The request – Your task is to copy every record exactly.
— start of Provided entries —
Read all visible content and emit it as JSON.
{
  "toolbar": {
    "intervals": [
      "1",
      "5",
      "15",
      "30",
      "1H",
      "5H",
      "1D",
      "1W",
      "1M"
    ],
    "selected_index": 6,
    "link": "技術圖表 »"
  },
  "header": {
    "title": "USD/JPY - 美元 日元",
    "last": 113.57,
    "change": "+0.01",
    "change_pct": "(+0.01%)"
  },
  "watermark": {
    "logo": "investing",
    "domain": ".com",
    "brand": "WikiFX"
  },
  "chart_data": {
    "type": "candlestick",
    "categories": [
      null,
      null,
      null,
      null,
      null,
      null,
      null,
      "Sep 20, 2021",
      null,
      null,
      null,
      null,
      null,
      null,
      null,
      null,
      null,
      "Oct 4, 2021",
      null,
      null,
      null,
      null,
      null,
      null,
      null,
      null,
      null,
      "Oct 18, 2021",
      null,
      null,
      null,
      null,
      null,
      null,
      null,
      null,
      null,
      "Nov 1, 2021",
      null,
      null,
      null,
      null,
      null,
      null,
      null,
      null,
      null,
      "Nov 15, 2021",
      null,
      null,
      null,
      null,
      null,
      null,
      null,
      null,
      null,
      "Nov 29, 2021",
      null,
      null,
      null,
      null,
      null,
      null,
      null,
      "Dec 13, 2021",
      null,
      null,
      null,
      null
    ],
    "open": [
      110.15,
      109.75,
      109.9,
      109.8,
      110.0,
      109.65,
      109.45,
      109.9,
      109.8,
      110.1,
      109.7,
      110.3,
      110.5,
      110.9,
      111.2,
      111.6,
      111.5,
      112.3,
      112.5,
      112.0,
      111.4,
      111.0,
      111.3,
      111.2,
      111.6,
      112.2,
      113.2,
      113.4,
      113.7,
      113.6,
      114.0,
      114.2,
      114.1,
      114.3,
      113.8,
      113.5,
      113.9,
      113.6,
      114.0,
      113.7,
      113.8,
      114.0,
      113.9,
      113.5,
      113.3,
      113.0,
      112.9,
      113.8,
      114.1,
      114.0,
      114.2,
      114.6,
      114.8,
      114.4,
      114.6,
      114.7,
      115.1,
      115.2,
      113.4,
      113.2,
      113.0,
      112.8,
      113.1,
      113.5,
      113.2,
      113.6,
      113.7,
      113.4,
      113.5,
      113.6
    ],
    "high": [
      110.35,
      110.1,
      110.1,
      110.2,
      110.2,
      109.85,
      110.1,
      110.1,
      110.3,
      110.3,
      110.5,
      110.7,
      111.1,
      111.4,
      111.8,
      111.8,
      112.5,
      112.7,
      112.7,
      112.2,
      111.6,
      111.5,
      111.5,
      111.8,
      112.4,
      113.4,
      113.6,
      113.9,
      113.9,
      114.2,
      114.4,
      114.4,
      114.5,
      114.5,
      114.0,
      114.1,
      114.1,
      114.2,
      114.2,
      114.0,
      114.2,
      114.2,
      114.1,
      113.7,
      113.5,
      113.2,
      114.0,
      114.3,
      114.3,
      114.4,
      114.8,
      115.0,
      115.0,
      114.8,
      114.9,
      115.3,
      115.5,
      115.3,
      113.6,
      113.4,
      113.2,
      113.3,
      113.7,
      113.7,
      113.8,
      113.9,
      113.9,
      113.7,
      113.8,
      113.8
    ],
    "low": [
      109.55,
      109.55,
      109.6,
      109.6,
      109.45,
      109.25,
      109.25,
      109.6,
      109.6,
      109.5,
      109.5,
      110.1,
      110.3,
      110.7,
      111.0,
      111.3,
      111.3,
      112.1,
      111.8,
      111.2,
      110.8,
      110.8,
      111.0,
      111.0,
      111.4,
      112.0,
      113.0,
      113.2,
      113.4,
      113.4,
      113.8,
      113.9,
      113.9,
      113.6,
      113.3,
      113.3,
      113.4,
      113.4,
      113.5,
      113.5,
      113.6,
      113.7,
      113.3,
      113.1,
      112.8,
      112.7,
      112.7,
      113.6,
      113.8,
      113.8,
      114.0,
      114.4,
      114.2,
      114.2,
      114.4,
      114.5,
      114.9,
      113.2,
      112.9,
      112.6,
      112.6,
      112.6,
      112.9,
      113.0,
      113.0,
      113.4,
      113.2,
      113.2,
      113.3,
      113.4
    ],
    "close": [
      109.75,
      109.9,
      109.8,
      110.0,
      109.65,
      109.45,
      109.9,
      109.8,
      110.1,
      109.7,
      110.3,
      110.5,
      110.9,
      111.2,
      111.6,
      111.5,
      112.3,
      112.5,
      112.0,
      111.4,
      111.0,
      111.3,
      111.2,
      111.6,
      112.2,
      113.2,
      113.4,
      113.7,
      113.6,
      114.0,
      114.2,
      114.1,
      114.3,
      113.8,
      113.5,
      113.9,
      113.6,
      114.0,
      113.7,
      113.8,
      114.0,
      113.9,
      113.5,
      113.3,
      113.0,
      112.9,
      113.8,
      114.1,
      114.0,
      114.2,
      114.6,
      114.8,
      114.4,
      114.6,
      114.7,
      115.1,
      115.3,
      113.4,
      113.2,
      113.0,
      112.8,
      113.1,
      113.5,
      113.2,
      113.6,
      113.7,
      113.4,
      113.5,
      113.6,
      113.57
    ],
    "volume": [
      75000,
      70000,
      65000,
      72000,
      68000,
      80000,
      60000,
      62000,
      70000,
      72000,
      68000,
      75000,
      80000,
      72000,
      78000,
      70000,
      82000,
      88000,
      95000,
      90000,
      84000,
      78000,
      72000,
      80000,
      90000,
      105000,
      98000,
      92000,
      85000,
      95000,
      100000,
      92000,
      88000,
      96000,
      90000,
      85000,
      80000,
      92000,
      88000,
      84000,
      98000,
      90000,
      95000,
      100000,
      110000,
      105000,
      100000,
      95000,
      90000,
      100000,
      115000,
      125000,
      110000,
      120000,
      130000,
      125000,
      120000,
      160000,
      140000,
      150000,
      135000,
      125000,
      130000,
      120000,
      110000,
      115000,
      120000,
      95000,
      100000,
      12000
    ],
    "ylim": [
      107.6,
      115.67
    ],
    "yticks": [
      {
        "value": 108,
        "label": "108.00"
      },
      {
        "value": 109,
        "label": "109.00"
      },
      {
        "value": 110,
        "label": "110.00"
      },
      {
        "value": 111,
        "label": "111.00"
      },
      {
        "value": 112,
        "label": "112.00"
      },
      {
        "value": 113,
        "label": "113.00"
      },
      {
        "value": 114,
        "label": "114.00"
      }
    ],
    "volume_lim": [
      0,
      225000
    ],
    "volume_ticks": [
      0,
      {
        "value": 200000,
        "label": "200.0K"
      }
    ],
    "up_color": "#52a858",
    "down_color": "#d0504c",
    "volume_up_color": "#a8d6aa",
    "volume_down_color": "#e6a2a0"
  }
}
— end of Provided entries —
Full solution –
Read all visible content and emit it as JSON.
{
  "toolbar": {
    "intervals": [
      "1",
      "5",
      "15",
      "30",
      "1H",
      "5H",
      "1D",
      "1W",
      "1M"
    ],
    "selected_index": 6,
    "link": "技術圖表 »"
  },
  "header": {
    "title": "USD/JPY - 美元 日元",
    "last": 113.57,
    "change": "+0.01",
    "change_pct": "(+0.01%)"
  },
  "watermark": {
    "logo": "investing",
    "domain": ".com",
    "brand": "WikiFX"
  },
  "chart_data": {
    "type": "candlestick",
    "categories": [
      null,
      null,
      null,
      null,
      null,
      null,
      null,
      "Sep 20, 2021",
      null,
      null,
      null,
      null,
      null,
      null,
      null,
      null,
      null,
      "Oct 4, 2021",
      null,
      null,
      null,
      null,
      null,
      null,
      null,
      null,
      null,
      "Oct 18, 2021",
      null,
      null,
      null,
      null,
      null,
      null,
      null,
      null,
      null,
      "Nov 1, 2021",
      null,
      null,
      null,
      null,
      null,
      null,
      null,
      null,
      null,
      "Nov 15, 2021",
      null,
      null,
      null,
      null,
      null,
      null,
      null,
      null,
      null,
      "Nov 29, 2021",
      null,
      null,
      null,
      null,
      null,
      null,
      null,
      "Dec 13, 2021",
      null,
      null,
      null,
      null
    ],
    "open": [
      110.15,
      109.75,
      109.9,
      109.8,
      110.0,
      109.65,
      109.45,
      109.9,
      109.8,
      110.1,
      109.7,
      110.3,
      110.5,
      110.9,
      111.2,
      111.6,
      111.5,
      112.3,
      112.5,
      112.0,
      111.4,
      111.0,
      111.3,
      111.2,
      111.6,
      112.2,
      113.2,
      113.4,
      113.7,
      113.6,
      114.0,
      114.2,
      114.1,
      114.3,
      113.8,
      113.5,
      113.9,
      113.6,
      114.0,
      113.7,
      113.8,
      114.0,
      113.9,
      113.5,
      113.3,
      113.0,
      112.9,
      113.8,
      114.1,
      114.0,
      114.2,
      114.6,
      114.8,
      114.4,
      114.6,
      114.7,
      115.1,
      115.2,
      113.4,
      113.2,
      113.0,
      112.8,
      113.1,
      113.5,
      113.2,
      113.6,
      113.7,
      113.4,
      113.5,
      113.6
    ],
    "high": [
      110.35,
      110.1,
      110.1,
      110.2,
      110.2,
      109.85,
      110.1,
      110.1,
      110.3,
      110.3,
      110.5,
      110.7,
      111.1,
      111.4,
      111.8,
      111.8,
      112.5,
      112.7,
      112.7,
      112.2,
      111.6,
      111.5,
      111.5,
      111.8,
      112.4,
      113.4,
      113.6,
      113.9,
      113.9,
      114.2,
      114.4,
      114.4,
      114.5,
      114.5,
      114.0,
      114.1,
      114.1,
      114.2,
      114.2,
      114.0,
      114.2,
      114.2,
      114.1,
      113.7,
      113.5,
      113.2,
      114.0,
      114.3,
      114.3,
      114.4,
      114.8,
      115.0,
      115.0,
      114.8,
      114.9,
      115.3,
      115.5,
      115.3,
      113.6,
      113.4,
      113.2,
      113.3,
      113.7,
      113.7,
      113.8,
      113.9,
      113.9,
      113.7,
      113.8,
      113.8
    ],
    "low": [
      109.55,
      109.55,
      109.6,
      109.6,
      109.45,
      109.25,
      109.25,
      109.6,
      109.6,
      109.5,
      109.5,
      110.1,
      110.3,
      110.7,
      111.0,
      111.3,
      111.3,
      112.1,
      111.8,
      111.2,
      110.8,
      110.8,
      111.0,
      111.0,
      111.4,
      112.0,
      113.0,
      113.2,
      113.4,
      113.4,
      113.8,
      113.9,
      113.9,
      113.6,
      113.3,
      113.3,
      113.4,
      113.4,
      113.5,
      113.5,
      113.6,
      113.7,
      113.3,
      113.1,
      112.8,
      112.7,
      112.7,
      113.6,
      113.8,
      113.8,
      114.0,
      114.4,
      114.2,
      114.2,
      114.4,
      114.5,
      114.9,
      113.2,
      112.9,
      112.6,
      112.6,
      112.6,
      112.9,
      113.0,
      113.0,
      113.4,
      113.2,
      113.2,
      113.3,
      113.4
    ],
    "close": [
      109.75,
      109.9,
      109.8,
      110.0,
      109.65,
      109.45,
      109.9,
      109.8,
      110.1,
      109.7,
      110.3,
      110.5,
      110.9,
      111.2,
      111.6,
      111.5,
      112.3,
      112.5,
      112.0,
      111.4,
      111.0,
      111.3,
      111.2,
      111.6,
      112.2,
      113.2,
      113.4,
      113.7,
      113.6,
      114.0,
      114.2,
      114.1,
      114.3,
      113.8,
      113.5,
      113.9,
      113.6,
      114.0,
      113.7,
      113.8,
      114.0,
      113.9,
      113.5,
      113.3,
      113.0,
      112.9,
      113.8,
      114.1,
      114.0,
      114.2,
      114.6,
      114.8,
      114.4,
      114.6,
      114.7,
      115.1,
      115.3,
      113.4,
      113.2,
      113.0,
      112.8,
      113.1,
      113.5,
      113.2,
      113.6,
      113.7,
      113.4,
      113.5,
      113.6,
      113.57
    ],
    "volume": [
      75000,
      70000,
      65000,
      72000,
      68000,
      80000,
      60000,
      62000,
      70000,
      72000,
      68000,
      75000,
      80000,
      72000,
      78000,
      70000,
      82000,
      88000,
      95000,
      90000,
      84000,
      78000,
      72000,
      80000,
      90000,
      105000,
      98000,
      92000,
      85000,
      95000,
      100000,
      92000,
      88000,
      96000,
      90000,
      85000,
      80000,
      92000,
      88000,
      84000,
      98000,
      90000,
      95000,
      100000,
      110000,
      105000,
      100000,
      95000,
      90000,
      100000,
      115000,
      125000,
      110000,
      120000,
      130000,
      125000,
      120000,
      160000,
      140000,
      150000,
      135000,
      125000,
      130000,
      120000,
      110000,
      115000,
      120000,
      95000,
      100000,
      12000
    ],
    "ylim": [
      107.6,
      115.67
    ],
    "yticks": [
      {
        "value": 108,
        "label": "108.00"
      },
      {
        "value": 109,
        "label": "109.00"
      },
      {
        "value": 110,
        "label": "110.00"
      },
      {
        "value": 111,
        "label": "111.00"
      },
      {
        "value": 112,
        "label": "112.00"
      },
      {
        "value": 113,
        "label": "113.00"
      },
      {
        "value": 114,
        "label": "114.00"
      }
    ],
    "volume_lim": [
      0,
      225000
    ],
    "volume_ticks": [
      0,
      {
        "value": 200000,
        "label": "200.0K"
      }
    ],
    "up_color": "#52a858",
    "down_color": "#d0504c",
    "volume_up_color": "#a8d6aa",
    "volume_down_color": "#e6a2a0"
  }
}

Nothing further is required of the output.